TASK OBJECTIVE:
Pictures in the data below are not part of the copy; transcribe everything else exactly.

RECORDS TO USE:
╭──

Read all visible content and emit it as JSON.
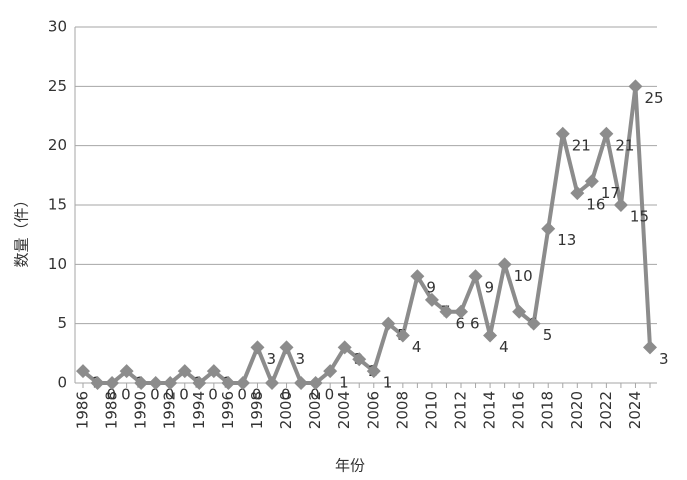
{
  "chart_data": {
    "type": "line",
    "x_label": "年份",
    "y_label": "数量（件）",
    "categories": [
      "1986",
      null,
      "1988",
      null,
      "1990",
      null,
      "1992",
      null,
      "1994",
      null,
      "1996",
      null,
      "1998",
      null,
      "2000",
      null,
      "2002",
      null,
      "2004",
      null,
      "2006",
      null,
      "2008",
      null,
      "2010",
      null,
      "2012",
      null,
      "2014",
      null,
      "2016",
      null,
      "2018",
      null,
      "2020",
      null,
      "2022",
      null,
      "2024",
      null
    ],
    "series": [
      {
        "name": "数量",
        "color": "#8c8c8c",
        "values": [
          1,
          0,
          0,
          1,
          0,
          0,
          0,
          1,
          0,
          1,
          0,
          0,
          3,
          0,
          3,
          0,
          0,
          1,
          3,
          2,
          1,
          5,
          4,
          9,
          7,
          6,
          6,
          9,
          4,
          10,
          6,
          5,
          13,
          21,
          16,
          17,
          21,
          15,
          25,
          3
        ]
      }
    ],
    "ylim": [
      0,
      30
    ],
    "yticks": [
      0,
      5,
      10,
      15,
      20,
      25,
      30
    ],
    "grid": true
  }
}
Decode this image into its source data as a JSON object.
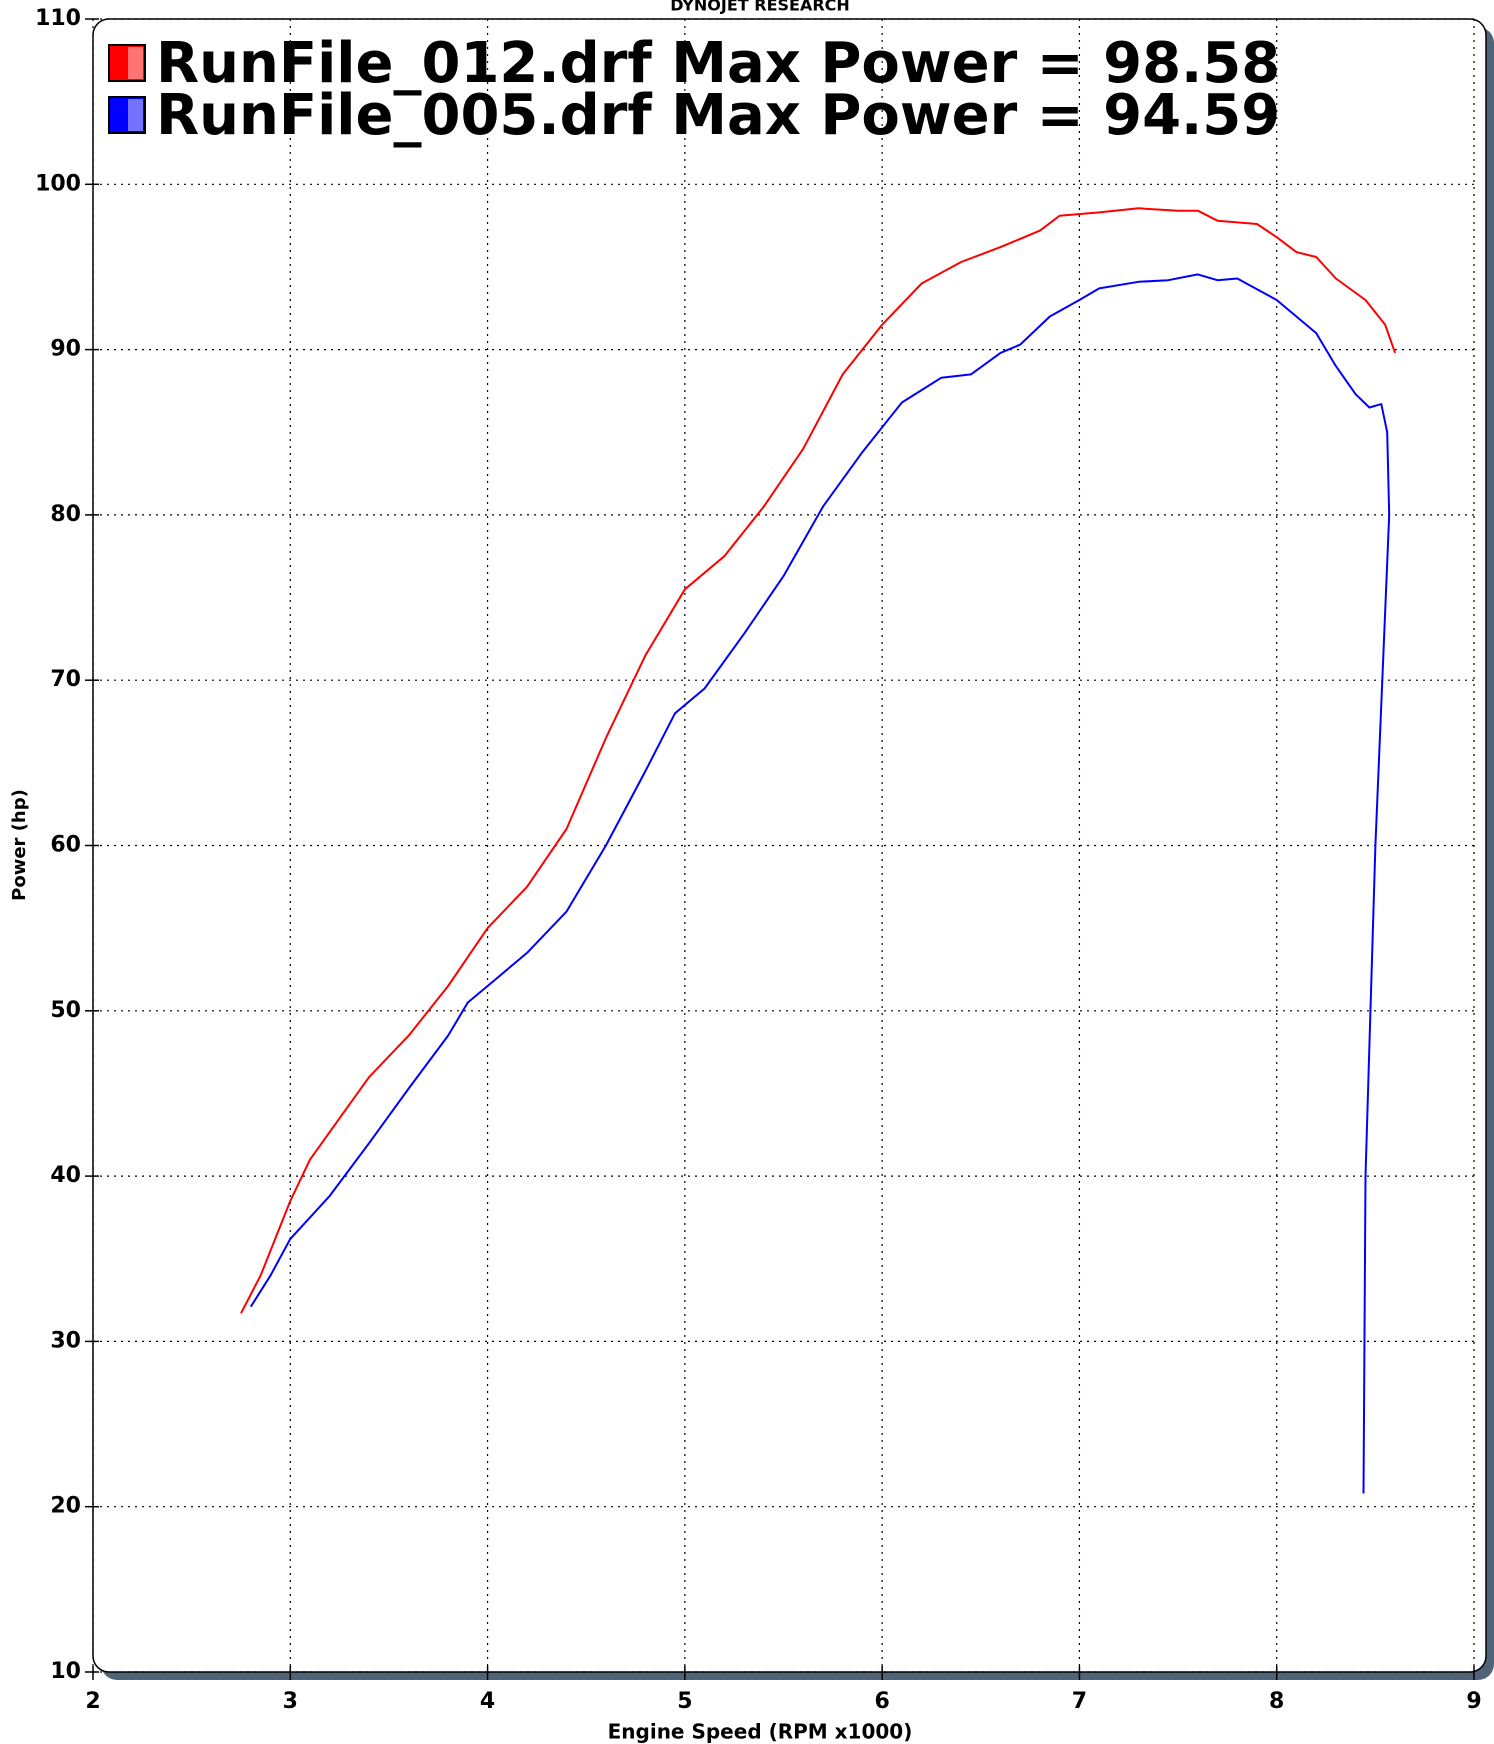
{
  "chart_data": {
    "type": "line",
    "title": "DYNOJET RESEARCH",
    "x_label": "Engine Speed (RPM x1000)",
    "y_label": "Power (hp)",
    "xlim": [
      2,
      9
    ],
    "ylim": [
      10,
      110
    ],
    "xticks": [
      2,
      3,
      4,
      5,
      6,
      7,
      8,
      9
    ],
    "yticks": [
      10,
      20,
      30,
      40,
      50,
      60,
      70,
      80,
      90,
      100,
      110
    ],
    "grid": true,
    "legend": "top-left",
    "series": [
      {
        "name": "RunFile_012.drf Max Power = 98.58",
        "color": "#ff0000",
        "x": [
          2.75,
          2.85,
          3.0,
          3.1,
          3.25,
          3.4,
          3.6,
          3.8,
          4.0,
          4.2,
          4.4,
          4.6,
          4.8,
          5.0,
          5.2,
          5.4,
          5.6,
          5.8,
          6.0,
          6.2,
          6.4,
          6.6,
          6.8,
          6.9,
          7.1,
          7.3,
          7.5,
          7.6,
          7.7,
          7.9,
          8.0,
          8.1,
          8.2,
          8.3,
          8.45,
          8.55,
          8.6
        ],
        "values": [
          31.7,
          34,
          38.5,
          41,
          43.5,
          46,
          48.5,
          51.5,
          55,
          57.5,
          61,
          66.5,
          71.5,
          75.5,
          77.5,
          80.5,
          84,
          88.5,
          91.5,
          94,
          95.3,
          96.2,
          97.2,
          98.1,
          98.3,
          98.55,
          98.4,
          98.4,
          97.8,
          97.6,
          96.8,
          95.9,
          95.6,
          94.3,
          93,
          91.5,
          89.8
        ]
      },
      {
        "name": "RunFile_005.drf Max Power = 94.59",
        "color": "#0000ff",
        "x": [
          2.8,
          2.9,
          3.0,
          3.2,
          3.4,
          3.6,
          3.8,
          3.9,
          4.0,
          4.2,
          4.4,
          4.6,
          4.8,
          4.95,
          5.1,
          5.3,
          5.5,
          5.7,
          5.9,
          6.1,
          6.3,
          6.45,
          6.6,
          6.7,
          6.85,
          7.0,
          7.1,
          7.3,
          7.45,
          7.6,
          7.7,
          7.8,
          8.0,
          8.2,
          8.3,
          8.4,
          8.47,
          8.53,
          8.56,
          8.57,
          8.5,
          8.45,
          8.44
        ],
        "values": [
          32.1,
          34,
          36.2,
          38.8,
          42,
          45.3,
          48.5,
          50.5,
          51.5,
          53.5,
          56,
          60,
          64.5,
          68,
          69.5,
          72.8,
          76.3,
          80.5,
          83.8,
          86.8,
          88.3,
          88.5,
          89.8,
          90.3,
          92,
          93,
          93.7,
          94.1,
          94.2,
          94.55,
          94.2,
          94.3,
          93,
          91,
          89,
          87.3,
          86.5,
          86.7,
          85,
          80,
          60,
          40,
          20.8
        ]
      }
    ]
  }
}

╰──

OUTPUT OF THE TASK:
Read all visible content and emit it as JSON.
{
  "chart_data": {
    "type": "line",
    "x_label": "年份",
    "y_label": "数量（件）",
    "categories": [
      "1986",
      null,
      "1988",
      null,
      "1990",
      null,
      "1992",
      null,
      "1994",
      null,
      "1996",
      null,
      "1998",
      null,
      "2000",
      null,
      "2002",
      null,
      "2004",
      null,
      "2006",
      null,
      "2008",
      null,
      "2010",
      null,
      "2012",
      null,
      "2014",
      null,
      "2016",
      null,
      "2018",
      null,
      "2020",
      null,
      "2022",
      null,
      "2024",
      null
    ],
    "series": [
      {
        "name": "数量",
        "color": "#8c8c8c",
        "values": [
          1,
          0,
          0,
          1,
          0,
          0,
          0,
          1,
          0,
          1,
          0,
          0,
          3,
          0,
          3,
          0,
          0,
          1,
          3,
          2,
          1,
          5,
          4,
          9,
          7,
          6,
          6,
          9,
          4,
          10,
          6,
          5,
          13,
          21,
          16,
          17,
          21,
          15,
          25,
          3
        ]
      }
    ],
    "ylim": [
      0,
      30
    ],
    "yticks": [
      0,
      5,
      10,
      15,
      20,
      25,
      30
    ],
    "grid": true
  }
}
Decode this image into its source data as a JSON object.
{
  "chart_data": {
    "type": "line",
    "title": "DYNOJET RESEARCH",
    "x_label": "Engine Speed (RPM x1000)",
    "y_label": "Power (hp)",
    "xlim": [
      2,
      9
    ],
    "ylim": [
      10,
      110
    ],
    "xticks": [
      2,
      3,
      4,
      5,
      6,
      7,
      8,
      9
    ],
    "yticks": [
      10,
      20,
      30,
      40,
      50,
      60,
      70,
      80,
      90,
      100,
      110
    ],
    "grid": true,
    "legend": "top-left",
    "series": [
      {
        "name": "RunFile_012.drf Max Power = 98.58",
        "color": "#ff0000",
        "x": [
          2.75,
          2.85,
          3.0,
          3.1,
          3.25,
          3.4,
          3.6,
          3.8,
          4.0,
          4.2,
          4.4,
          4.6,
          4.8,
          5.0,
          5.2,
          5.4,
          5.6,
          5.8,
          6.0,
          6.2,
          6.4,
          6.6,
          6.8,
          6.9,
          7.1,
          7.3,
          7.5,
          7.6,
          7.7,
          7.9,
          8.0,
          8.1,
          8.2,
          8.3,
          8.45,
          8.55,
          8.6
        ],
        "values": [
          31.7,
          34,
          38.5,
          41,
          43.5,
          46,
          48.5,
          51.5,
          55,
          57.5,
          61,
          66.5,
          71.5,
          75.5,
          77.5,
          80.5,
          84,
          88.5,
          91.5,
          94,
          95.3,
          96.2,
          97.2,
          98.1,
          98.3,
          98.55,
          98.4,
          98.4,
          97.8,
          97.6,
          96.8,
          95.9,
          95.6,
          94.3,
          93,
          91.5,
          89.8
        ]
      },
      {
        "name": "RunFile_005.drf Max Power = 94.59",
        "color": "#0000ff",
        "x": [
          2.8,
          2.9,
          3.0,
          3.2,
          3.4,
          3.6,
          3.8,
          3.9,
          4.0,
          4.2,
          4.4,
          4.6,
          4.8,
          4.95,
          5.1,
          5.3,
          5.5,
          5.7,
          5.9,
          6.1,
          6.3,
          6.45,
          6.6,
          6.7,
          6.85,
          7.0,
          7.1,
          7.3,
          7.45,
          7.6,
          7.7,
          7.8,
          8.0,
          8.2,
          8.3,
          8.4,
          8.47,
          8.53,
          8.56,
          8.57,
          8.5,
          8.45,
          8.44
        ],
        "values": [
          32.1,
          34,
          36.2,
          38.8,
          42,
          45.3,
          48.5,
          50.5,
          51.5,
          53.5,
          56,
          60,
          64.5,
          68,
          69.5,
          72.8,
          76.3,
          80.5,
          83.8,
          86.8,
          88.3,
          88.5,
          89.8,
          90.3,
          92,
          93,
          93.7,
          94.1,
          94.2,
          94.55,
          94.2,
          94.3,
          93,
          91,
          89,
          87.3,
          86.5,
          86.7,
          85,
          80,
          60,
          40,
          20.8
        ]
      }
    ]
  }
}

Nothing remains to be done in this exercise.